======== Data records

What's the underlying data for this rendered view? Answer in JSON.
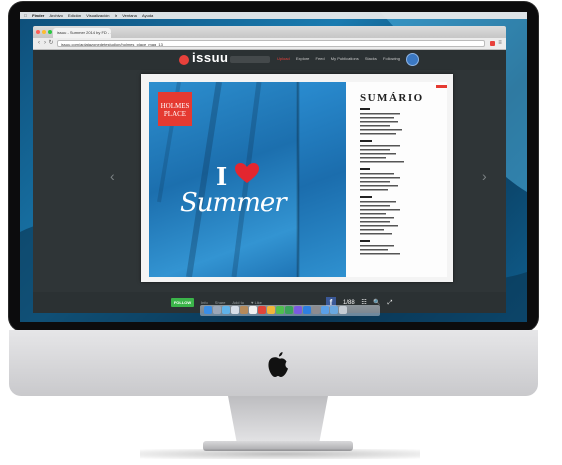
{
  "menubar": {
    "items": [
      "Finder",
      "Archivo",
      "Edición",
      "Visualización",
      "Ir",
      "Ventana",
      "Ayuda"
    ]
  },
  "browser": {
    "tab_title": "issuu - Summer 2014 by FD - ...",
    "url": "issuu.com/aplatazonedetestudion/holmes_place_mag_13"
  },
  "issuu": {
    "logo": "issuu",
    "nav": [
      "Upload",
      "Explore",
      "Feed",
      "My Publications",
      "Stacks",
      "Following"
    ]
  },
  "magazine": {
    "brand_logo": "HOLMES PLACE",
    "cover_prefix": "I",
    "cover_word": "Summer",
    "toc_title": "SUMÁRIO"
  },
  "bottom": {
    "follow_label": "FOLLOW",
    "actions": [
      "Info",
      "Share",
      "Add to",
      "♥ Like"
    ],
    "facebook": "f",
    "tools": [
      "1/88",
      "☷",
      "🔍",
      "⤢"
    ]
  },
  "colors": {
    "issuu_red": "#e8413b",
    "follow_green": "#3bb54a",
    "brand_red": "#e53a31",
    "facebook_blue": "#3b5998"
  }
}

================
======== Data records

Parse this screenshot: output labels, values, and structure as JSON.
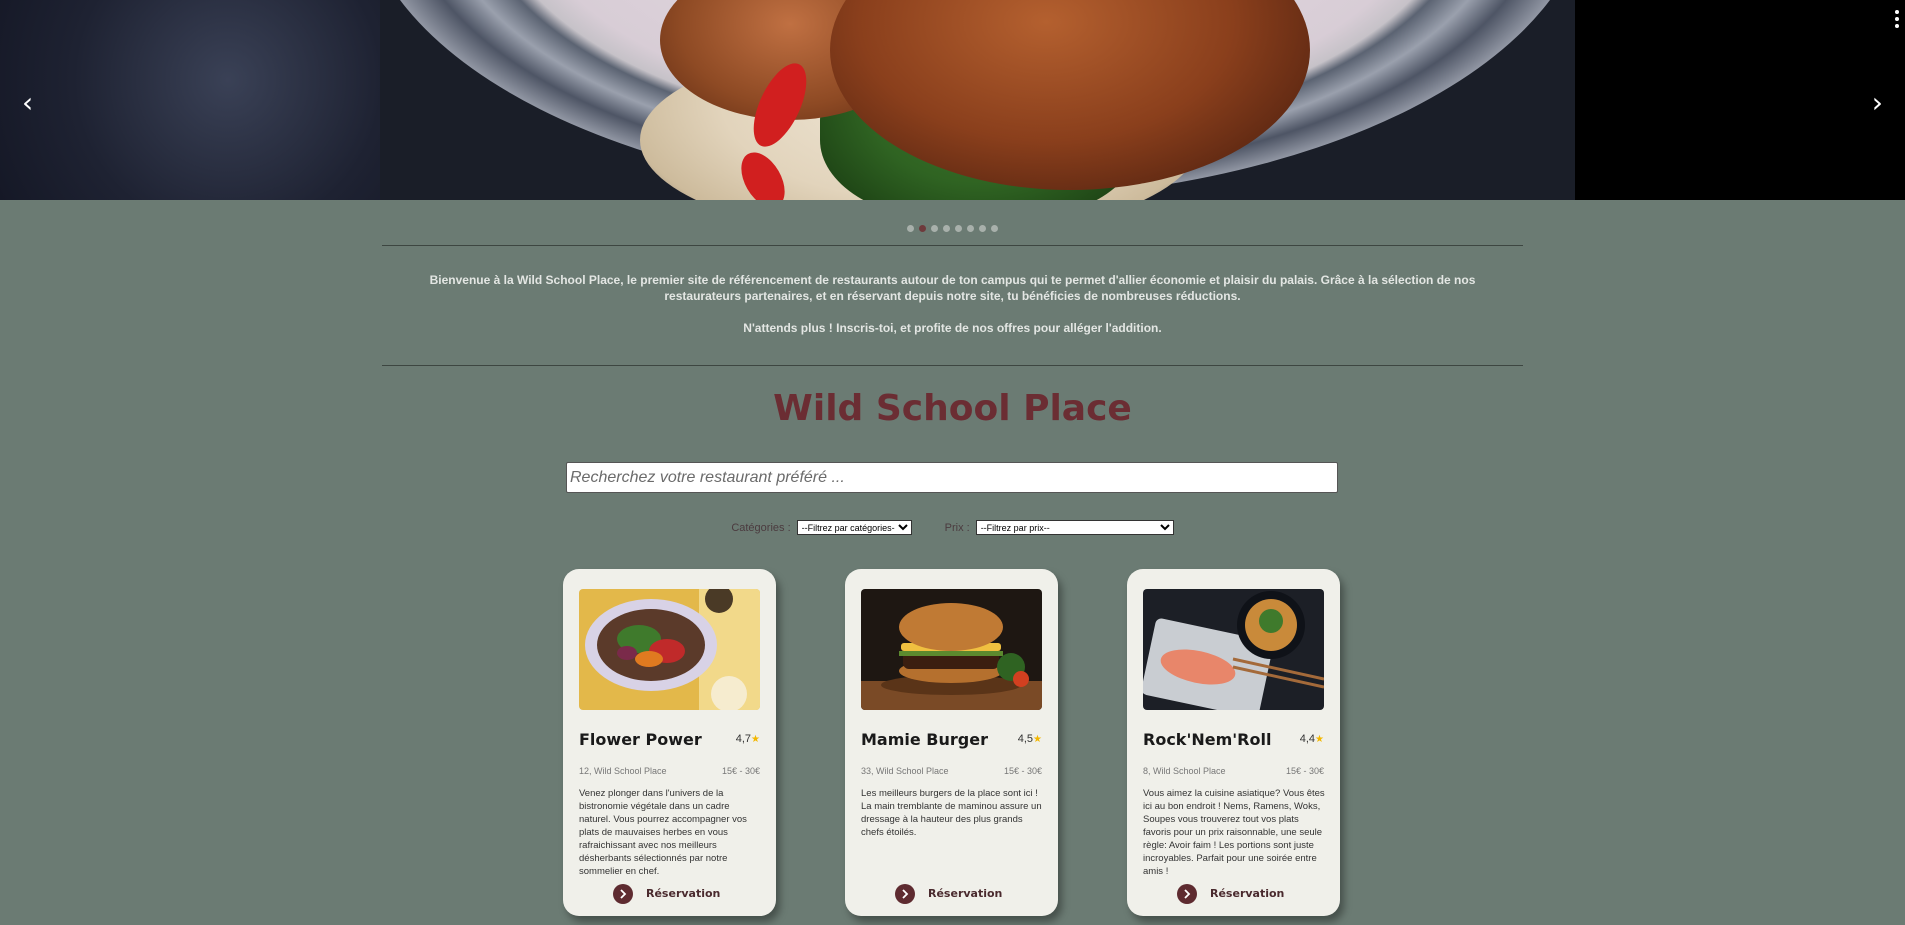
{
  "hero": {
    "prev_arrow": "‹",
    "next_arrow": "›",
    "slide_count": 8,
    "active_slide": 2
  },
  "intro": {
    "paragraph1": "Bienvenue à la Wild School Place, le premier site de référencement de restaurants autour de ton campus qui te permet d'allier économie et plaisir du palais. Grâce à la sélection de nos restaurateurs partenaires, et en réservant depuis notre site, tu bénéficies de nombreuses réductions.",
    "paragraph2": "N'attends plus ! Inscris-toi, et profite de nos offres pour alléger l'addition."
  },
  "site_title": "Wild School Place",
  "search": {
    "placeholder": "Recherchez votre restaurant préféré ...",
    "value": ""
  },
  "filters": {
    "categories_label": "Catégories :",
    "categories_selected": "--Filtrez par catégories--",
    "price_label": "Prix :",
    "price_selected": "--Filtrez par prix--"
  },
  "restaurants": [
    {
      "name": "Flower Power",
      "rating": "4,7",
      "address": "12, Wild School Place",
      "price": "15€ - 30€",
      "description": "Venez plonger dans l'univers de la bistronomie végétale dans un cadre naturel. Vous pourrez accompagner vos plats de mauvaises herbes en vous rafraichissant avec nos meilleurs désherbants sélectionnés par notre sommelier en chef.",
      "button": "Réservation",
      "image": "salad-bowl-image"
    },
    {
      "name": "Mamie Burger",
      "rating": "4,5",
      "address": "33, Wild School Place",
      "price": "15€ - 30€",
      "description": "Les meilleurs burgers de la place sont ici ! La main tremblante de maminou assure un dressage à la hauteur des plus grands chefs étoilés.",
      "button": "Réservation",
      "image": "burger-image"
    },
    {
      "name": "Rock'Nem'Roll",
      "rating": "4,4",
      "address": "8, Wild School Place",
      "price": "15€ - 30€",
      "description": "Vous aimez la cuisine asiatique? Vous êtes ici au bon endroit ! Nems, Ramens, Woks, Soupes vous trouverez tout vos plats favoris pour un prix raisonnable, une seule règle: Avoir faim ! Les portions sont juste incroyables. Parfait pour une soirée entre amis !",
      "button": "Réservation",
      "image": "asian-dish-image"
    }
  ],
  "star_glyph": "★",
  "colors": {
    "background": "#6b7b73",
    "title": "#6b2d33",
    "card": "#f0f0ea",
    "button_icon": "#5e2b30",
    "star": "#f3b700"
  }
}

================
======== Data records

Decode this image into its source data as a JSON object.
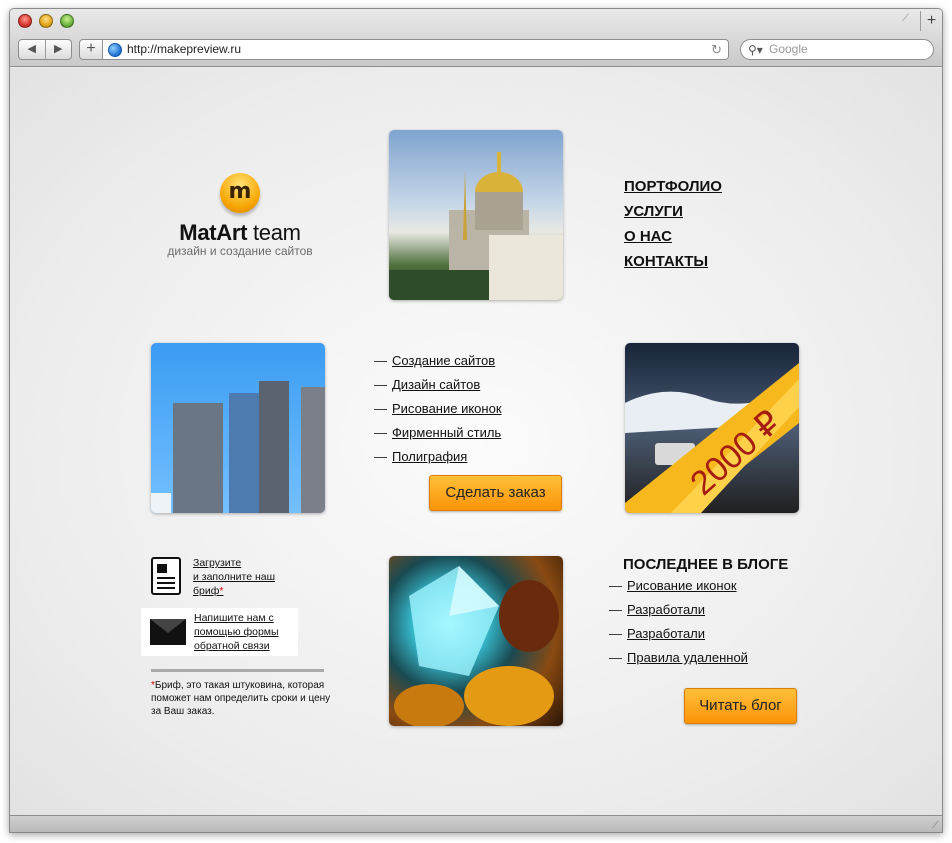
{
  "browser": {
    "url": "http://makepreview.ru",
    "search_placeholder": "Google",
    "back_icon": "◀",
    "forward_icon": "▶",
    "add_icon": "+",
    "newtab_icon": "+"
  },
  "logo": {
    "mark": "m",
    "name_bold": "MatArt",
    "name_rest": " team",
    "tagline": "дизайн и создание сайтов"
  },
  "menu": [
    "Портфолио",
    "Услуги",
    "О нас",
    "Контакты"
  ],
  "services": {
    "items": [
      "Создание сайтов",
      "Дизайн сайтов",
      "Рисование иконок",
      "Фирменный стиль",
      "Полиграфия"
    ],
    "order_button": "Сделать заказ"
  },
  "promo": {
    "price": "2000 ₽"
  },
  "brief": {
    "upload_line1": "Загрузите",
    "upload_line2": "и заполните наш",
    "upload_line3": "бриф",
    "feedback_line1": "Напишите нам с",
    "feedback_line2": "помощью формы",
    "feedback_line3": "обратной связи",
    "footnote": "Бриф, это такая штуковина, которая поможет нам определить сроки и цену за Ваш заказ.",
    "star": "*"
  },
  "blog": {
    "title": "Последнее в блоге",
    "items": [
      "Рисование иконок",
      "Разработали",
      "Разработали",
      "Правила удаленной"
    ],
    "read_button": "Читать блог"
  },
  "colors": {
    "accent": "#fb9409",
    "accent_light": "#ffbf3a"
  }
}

================

**Written task**
Gather and return every line that holds the string "sont".

**Exercise answer**
      "description": "Les meilleurs burgers de la place sont ici ! La main tremblante de maminou assure un dressage à la hauteur des plus grands chefs étoilés.",
      "description": "Vous aimez la cuisine asiatique? Vous êtes ici au bon endroit ! Nems, Ramens, Woks, Soupes vous trouverez tout vos plats favoris pour un prix raisonnable, une seule règle: Avoir faim ! Les portions sont juste incroyables. Parfait pour une soirée entre amis !",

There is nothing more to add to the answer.